## BEGIN

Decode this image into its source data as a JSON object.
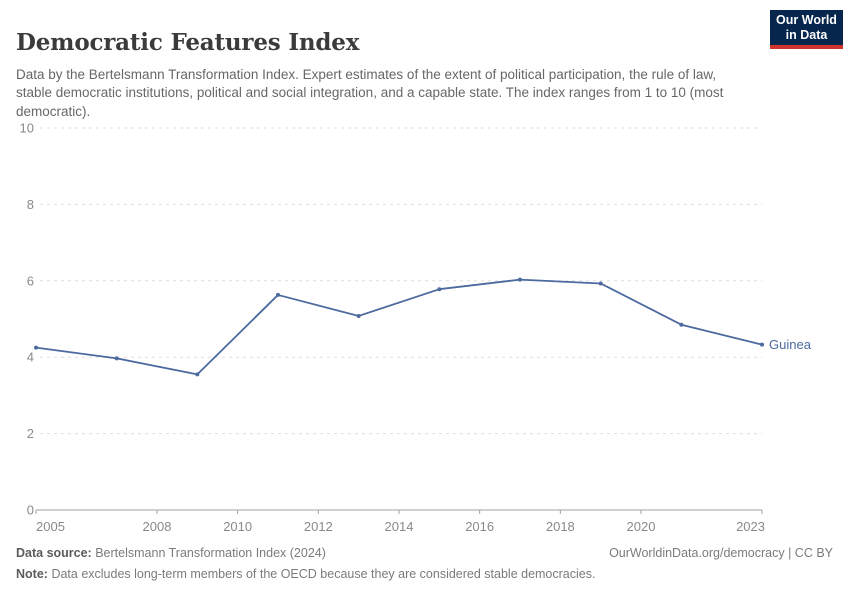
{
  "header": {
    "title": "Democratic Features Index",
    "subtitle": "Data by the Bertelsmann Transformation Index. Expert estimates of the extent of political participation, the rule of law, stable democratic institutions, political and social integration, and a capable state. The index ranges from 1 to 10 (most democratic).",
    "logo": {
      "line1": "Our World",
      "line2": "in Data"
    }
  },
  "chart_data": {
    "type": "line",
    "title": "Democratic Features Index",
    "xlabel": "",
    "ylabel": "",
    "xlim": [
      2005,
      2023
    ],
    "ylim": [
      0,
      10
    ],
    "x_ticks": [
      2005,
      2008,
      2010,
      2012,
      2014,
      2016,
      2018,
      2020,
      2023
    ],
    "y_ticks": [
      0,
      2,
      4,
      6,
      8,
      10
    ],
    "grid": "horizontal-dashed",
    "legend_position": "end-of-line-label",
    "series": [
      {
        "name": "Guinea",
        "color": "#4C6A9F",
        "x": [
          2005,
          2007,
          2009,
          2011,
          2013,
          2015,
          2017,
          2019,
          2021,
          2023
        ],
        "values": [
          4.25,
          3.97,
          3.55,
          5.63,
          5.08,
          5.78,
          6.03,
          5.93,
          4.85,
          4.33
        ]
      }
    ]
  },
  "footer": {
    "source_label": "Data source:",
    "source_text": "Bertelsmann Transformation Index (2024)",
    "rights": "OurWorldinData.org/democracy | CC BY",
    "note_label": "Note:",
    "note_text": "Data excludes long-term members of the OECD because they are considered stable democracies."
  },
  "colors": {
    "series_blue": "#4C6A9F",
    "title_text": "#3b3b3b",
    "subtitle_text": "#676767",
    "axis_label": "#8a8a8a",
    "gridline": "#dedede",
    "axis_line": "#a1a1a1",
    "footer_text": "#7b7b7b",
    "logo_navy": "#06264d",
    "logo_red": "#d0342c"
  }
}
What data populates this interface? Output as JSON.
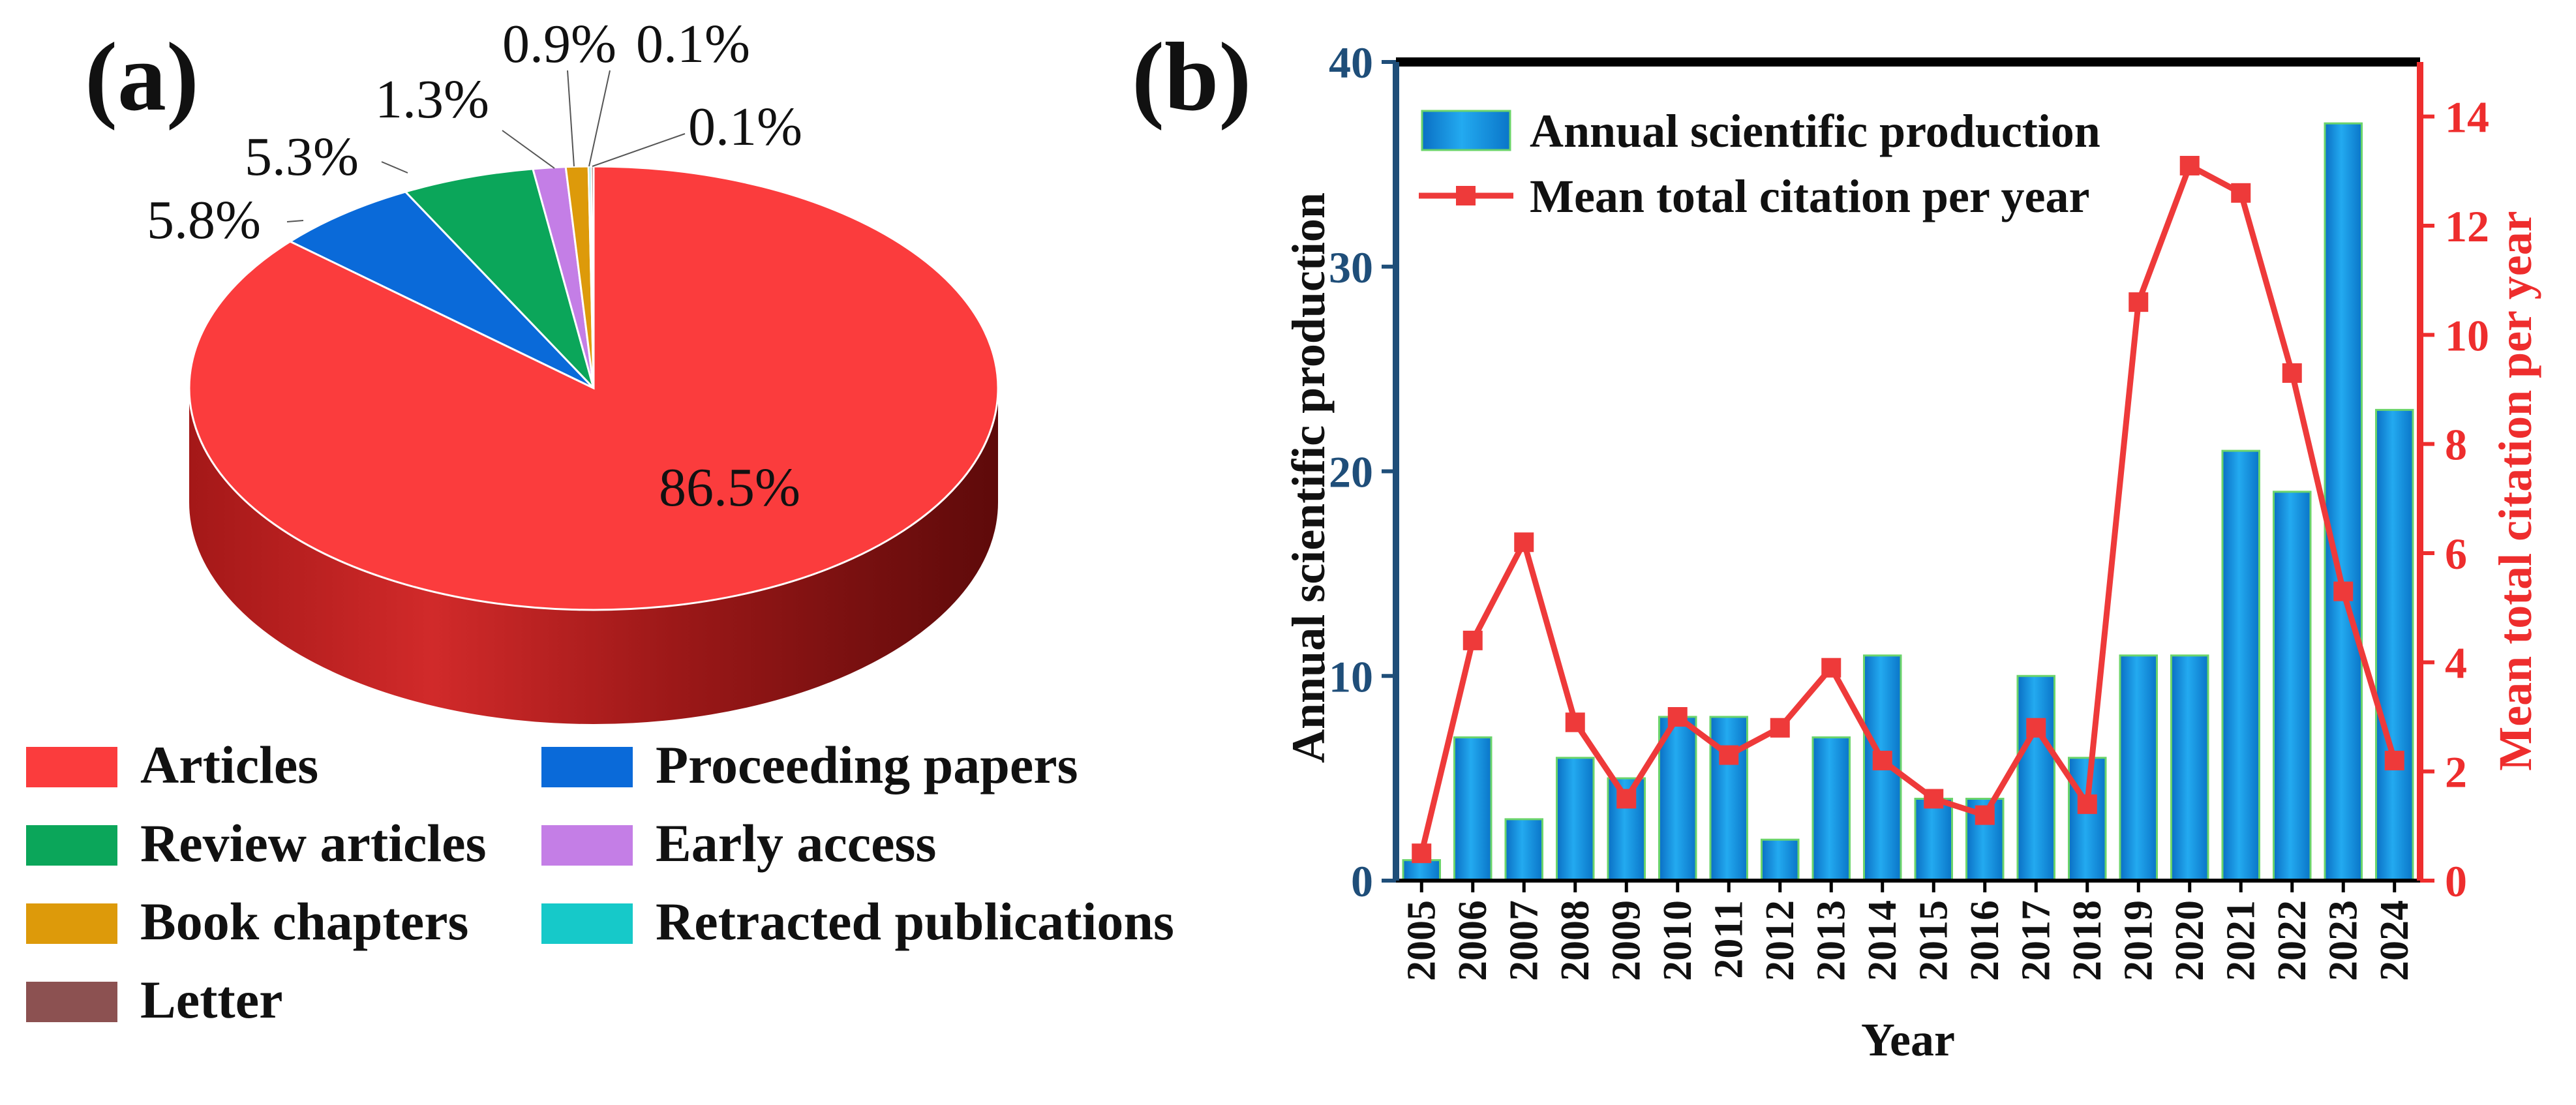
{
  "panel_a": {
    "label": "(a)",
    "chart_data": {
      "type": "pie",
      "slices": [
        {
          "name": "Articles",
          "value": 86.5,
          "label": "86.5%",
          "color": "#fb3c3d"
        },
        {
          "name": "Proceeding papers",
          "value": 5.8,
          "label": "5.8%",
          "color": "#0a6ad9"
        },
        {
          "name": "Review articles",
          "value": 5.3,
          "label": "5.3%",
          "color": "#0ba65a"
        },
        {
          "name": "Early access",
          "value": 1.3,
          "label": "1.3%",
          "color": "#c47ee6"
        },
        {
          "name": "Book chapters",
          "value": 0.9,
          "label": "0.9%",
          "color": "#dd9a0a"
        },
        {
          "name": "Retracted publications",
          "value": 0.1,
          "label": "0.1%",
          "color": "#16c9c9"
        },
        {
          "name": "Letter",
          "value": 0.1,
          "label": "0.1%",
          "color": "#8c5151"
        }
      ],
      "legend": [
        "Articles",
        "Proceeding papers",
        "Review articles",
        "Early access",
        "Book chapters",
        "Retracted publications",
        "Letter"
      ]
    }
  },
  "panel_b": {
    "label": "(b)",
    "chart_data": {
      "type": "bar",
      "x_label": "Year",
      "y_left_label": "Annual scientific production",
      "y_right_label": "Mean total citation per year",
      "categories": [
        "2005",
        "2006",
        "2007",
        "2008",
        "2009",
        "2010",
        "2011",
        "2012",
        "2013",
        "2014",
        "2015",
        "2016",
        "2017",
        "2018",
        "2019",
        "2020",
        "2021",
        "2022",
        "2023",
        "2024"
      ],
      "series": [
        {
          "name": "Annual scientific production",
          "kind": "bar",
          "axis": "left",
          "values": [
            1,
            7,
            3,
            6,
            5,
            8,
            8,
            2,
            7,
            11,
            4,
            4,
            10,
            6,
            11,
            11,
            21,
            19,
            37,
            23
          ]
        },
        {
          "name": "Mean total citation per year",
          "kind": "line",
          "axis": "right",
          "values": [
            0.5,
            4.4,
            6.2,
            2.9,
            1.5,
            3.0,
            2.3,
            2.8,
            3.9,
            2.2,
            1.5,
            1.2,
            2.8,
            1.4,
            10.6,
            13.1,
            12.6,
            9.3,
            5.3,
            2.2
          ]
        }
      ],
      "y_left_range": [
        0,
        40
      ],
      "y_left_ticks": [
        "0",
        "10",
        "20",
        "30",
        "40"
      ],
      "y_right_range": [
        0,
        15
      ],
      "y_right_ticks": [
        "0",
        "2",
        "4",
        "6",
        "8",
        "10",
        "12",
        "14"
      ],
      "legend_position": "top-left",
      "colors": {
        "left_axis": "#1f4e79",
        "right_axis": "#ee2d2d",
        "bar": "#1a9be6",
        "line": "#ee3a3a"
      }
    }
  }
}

## END
## BEGIN

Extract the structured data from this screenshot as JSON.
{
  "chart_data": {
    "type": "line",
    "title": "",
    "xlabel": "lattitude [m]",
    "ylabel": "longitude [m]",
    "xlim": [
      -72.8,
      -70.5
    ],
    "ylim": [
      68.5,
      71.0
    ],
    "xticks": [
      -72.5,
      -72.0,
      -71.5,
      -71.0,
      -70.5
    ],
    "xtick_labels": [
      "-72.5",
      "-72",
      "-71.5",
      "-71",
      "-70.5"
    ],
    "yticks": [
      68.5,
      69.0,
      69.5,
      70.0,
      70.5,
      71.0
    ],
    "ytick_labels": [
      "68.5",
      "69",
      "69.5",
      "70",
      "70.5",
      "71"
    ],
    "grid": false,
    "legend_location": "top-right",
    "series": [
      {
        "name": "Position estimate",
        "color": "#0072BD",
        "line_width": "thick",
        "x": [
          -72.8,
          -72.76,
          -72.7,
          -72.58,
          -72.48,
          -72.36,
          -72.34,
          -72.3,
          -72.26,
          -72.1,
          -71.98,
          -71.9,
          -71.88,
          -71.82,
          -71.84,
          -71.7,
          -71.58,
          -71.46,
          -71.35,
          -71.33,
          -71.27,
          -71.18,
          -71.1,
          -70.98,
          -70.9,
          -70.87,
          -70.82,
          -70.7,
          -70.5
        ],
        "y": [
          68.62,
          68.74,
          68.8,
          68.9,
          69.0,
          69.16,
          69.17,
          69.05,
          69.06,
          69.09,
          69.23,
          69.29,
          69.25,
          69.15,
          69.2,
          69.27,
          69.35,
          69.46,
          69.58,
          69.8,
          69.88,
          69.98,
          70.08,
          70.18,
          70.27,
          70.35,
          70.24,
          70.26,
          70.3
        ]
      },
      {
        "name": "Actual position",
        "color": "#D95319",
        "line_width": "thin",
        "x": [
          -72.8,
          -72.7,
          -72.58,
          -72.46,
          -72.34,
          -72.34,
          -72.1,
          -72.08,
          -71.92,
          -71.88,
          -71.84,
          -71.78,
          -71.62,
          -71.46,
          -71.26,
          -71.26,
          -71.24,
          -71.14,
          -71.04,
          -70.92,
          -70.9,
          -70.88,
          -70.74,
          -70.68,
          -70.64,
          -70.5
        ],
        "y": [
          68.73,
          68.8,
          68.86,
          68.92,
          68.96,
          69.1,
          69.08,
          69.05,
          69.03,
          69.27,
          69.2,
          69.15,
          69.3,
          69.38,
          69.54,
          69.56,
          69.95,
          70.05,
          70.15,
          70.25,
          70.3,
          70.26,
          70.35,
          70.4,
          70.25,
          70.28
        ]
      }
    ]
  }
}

## END

▸ **Exercise**
Pull every line containing the word "type" out of the material and copy it.

▸ **Result for this task**
    "type": "line",
      "type": "pie",
      "type": "bar",
    "type": "line",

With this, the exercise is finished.